* **Provided material**
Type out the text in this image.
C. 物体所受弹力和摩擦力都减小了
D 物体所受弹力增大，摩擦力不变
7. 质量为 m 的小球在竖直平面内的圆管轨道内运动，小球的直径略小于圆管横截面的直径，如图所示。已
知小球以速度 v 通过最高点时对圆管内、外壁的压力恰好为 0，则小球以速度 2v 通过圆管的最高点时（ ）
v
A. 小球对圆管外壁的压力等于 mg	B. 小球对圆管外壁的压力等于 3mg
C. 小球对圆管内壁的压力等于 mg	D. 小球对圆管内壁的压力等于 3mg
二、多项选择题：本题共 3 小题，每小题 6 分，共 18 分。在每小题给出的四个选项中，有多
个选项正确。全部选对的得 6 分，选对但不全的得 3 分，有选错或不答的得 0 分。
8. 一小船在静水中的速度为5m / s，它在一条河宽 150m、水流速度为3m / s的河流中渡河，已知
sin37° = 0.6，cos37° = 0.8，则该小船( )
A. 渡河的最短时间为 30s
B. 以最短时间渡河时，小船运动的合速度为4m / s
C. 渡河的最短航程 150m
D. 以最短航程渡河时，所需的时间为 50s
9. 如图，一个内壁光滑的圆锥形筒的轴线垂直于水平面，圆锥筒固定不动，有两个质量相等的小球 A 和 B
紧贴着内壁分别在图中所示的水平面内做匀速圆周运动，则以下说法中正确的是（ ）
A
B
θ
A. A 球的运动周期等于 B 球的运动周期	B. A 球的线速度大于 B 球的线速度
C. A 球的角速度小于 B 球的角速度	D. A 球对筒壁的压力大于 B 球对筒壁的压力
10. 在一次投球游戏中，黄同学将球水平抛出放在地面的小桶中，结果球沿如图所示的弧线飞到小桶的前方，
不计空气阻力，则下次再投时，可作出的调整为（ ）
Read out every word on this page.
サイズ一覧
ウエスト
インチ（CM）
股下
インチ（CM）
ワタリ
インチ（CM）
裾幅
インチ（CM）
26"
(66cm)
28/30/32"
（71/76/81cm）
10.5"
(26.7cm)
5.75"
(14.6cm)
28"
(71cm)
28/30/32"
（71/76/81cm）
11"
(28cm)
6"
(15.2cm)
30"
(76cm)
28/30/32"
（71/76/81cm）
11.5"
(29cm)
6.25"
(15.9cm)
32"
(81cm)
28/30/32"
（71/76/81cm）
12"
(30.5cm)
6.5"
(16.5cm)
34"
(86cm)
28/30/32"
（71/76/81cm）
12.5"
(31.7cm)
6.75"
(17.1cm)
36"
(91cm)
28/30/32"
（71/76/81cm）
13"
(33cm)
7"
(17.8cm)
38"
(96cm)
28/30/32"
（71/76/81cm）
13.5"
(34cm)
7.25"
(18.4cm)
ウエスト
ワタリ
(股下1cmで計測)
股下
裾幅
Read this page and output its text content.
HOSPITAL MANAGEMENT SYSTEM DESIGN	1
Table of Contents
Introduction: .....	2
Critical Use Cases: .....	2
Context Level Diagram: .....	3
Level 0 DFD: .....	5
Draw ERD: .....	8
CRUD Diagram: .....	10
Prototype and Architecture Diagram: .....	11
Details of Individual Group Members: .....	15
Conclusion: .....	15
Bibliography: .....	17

* **The request**
Go back to the data above and please quote exactly, and only, the lines from the line with "Read out every word on this page." through its last line.

* **Finished exercise**
Read out every word on this page.
サイズ一覧
ウエスト
インチ（CM）
股下
インチ（CM）
ワタリ
インチ（CM）
裾幅
インチ（CM）
26"
(66cm)
28/30/32"
（71/76/81cm）
10.5"
(26.7cm)
5.75"
(14.6cm)
28"
(71cm)
28/30/32"
（71/76/81cm）
11"
(28cm)
6"
(15.2cm)
30"
(76cm)
28/30/32"
（71/76/81cm）
11.5"
(29cm)
6.25"
(15.9cm)
32"
(81cm)
28/30/32"
（71/76/81cm）
12"
(30.5cm)
6.5"
(16.5cm)
34"
(86cm)
28/30/32"
（71/76/81cm）
12.5"
(31.7cm)
6.75"
(17.1cm)
36"
(91cm)
28/30/32"
（71/76/81cm）
13"
(33cm)
7"
(17.8cm)
38"
(96cm)
28/30/32"
（71/76/81cm）
13.5"
(34cm)
7.25"
(18.4cm)
ウエスト
ワタリ
(股下1cmで計測)
股下
裾幅
Read this page and output its text content.
HOSPITAL MANAGEMENT SYSTEM DESIGN	1
Table of Contents
Introduction: .....	2
Critical Use Cases: .....	2
Context Level Diagram: .....	3
Level 0 DFD: .....	5
Draw ERD: .....	8
CRUD Diagram: .....	10
Prototype and Architecture Diagram: .....	11
Details of Individual Group Members: .....	15
Conclusion: .....	15
Bibliography: .....	17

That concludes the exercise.